Problem description: Reproduce every line from the start of the records through the line containing "status-column-header[interactable]: ⇕ Status", inclusive.

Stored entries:
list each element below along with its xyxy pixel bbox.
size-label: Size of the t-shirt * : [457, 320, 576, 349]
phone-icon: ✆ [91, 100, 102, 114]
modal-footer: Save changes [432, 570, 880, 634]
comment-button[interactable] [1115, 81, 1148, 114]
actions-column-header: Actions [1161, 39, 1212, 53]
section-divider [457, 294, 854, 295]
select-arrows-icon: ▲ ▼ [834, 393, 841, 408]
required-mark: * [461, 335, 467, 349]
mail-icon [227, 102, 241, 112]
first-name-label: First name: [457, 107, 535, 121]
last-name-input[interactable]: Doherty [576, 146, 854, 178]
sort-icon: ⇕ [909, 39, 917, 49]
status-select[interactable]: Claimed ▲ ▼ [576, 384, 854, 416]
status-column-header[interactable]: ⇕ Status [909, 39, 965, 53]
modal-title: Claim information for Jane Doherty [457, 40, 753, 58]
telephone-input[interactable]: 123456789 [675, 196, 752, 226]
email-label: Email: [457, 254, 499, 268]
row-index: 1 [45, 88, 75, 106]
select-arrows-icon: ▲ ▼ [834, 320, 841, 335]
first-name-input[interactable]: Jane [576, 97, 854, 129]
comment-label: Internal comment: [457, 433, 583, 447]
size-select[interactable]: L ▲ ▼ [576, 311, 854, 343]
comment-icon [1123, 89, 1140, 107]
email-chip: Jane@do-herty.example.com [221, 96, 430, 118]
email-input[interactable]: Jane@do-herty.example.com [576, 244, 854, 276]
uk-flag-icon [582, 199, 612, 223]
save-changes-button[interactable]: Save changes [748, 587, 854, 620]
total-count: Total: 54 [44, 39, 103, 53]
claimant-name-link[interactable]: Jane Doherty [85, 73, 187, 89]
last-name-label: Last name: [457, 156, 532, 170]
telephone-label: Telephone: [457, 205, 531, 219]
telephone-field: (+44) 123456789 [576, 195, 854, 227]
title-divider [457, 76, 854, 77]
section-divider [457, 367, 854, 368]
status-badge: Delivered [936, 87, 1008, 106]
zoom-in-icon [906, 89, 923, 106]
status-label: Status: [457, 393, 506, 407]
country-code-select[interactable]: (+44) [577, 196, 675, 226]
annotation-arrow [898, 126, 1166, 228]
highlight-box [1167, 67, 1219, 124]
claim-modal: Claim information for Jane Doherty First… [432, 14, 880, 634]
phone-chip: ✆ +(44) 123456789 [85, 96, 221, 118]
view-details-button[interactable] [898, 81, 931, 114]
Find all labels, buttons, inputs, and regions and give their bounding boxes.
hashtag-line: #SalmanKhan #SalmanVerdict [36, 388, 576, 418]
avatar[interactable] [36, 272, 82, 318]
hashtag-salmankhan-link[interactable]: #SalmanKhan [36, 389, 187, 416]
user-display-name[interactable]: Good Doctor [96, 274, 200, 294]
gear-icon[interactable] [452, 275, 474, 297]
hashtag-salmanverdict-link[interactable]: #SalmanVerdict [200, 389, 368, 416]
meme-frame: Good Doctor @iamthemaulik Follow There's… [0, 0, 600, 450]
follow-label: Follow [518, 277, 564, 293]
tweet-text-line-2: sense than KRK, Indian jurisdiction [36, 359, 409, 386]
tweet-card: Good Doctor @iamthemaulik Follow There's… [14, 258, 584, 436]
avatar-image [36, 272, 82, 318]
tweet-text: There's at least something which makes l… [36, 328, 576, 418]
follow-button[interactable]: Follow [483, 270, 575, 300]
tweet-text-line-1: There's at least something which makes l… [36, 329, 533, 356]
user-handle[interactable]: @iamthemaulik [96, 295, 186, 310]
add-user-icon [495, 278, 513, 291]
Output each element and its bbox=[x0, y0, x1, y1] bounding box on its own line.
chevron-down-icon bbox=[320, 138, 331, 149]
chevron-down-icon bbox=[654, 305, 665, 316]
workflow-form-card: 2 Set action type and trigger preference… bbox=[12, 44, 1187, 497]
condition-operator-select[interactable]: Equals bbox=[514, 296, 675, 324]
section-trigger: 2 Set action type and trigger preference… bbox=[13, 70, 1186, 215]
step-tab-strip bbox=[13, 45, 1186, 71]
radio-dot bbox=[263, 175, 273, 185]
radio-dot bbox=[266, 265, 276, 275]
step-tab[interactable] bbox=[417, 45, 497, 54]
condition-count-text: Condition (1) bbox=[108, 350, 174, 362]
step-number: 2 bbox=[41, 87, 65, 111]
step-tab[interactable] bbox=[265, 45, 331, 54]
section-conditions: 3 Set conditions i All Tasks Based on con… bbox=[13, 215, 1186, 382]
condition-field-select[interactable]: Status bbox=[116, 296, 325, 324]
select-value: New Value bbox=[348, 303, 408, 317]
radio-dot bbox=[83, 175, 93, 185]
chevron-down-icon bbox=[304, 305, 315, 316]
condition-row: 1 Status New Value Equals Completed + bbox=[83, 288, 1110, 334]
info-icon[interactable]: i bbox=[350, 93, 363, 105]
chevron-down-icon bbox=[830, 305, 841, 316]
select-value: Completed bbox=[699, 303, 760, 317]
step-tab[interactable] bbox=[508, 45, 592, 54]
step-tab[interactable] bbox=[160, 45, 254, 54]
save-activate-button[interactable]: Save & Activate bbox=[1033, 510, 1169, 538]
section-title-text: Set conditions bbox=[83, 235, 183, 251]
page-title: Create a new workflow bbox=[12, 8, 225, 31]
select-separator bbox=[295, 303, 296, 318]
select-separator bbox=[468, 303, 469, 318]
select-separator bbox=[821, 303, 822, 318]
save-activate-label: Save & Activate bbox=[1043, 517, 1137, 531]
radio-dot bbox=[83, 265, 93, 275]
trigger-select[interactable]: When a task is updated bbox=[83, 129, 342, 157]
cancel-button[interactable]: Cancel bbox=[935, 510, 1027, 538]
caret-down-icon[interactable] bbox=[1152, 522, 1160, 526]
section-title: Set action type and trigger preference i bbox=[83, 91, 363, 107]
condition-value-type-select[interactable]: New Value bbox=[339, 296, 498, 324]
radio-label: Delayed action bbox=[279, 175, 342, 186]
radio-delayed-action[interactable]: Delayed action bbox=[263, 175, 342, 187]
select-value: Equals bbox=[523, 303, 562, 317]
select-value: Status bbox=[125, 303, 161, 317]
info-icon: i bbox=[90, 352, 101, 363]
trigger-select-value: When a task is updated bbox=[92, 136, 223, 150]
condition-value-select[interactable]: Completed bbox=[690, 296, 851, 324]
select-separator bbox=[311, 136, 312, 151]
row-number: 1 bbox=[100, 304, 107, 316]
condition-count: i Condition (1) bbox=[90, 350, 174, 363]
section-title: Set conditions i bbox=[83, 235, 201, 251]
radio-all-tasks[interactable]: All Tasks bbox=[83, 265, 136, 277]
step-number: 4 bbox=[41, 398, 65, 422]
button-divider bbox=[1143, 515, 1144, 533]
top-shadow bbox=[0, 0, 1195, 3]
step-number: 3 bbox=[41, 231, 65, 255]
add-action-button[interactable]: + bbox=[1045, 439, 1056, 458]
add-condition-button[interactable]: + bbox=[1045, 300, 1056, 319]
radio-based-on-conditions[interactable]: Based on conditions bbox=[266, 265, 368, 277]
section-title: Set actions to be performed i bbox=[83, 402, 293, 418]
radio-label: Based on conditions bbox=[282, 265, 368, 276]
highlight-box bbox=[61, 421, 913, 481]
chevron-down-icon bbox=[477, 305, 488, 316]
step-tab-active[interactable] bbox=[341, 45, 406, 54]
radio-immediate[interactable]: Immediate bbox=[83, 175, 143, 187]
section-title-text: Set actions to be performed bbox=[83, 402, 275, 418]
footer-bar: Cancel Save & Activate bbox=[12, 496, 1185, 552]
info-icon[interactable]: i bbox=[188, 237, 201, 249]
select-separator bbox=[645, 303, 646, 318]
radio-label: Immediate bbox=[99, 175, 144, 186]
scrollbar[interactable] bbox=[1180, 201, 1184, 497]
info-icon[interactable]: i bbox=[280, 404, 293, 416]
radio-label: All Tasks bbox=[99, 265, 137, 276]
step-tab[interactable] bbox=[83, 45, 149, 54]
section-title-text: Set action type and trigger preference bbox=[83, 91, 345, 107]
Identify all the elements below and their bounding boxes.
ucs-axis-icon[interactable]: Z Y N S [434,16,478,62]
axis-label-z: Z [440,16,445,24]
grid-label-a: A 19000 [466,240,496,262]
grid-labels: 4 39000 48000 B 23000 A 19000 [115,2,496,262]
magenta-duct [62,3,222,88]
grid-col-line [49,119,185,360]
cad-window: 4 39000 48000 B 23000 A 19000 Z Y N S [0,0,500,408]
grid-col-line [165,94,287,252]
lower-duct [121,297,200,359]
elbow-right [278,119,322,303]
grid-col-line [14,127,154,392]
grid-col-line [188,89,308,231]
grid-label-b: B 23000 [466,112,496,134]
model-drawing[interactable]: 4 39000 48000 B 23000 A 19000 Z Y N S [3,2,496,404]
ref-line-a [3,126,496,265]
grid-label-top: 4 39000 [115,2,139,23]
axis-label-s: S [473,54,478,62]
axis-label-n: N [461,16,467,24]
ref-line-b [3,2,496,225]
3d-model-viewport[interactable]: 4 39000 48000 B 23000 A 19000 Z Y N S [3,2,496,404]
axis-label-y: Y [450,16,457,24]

Exercise result:
list each element below along with its xyxy pixel bbox.
size-label: Size of the t-shirt * : [457, 320, 576, 349]
phone-icon: ✆ [91, 100, 102, 114]
modal-footer: Save changes [432, 570, 880, 634]
comment-button[interactable] [1115, 81, 1148, 114]
actions-column-header: Actions [1161, 39, 1212, 53]
section-divider [457, 294, 854, 295]
select-arrows-icon: ▲ ▼ [834, 393, 841, 408]
required-mark: * [461, 335, 467, 349]
mail-icon [227, 102, 241, 112]
first-name-label: First name: [457, 107, 535, 121]
last-name-input[interactable]: Doherty [576, 146, 854, 178]
sort-icon: ⇕ [909, 39, 917, 49]
status-select[interactable]: Claimed ▲ ▼ [576, 384, 854, 416]
status-column-header[interactable]: ⇕ Status [909, 39, 965, 53]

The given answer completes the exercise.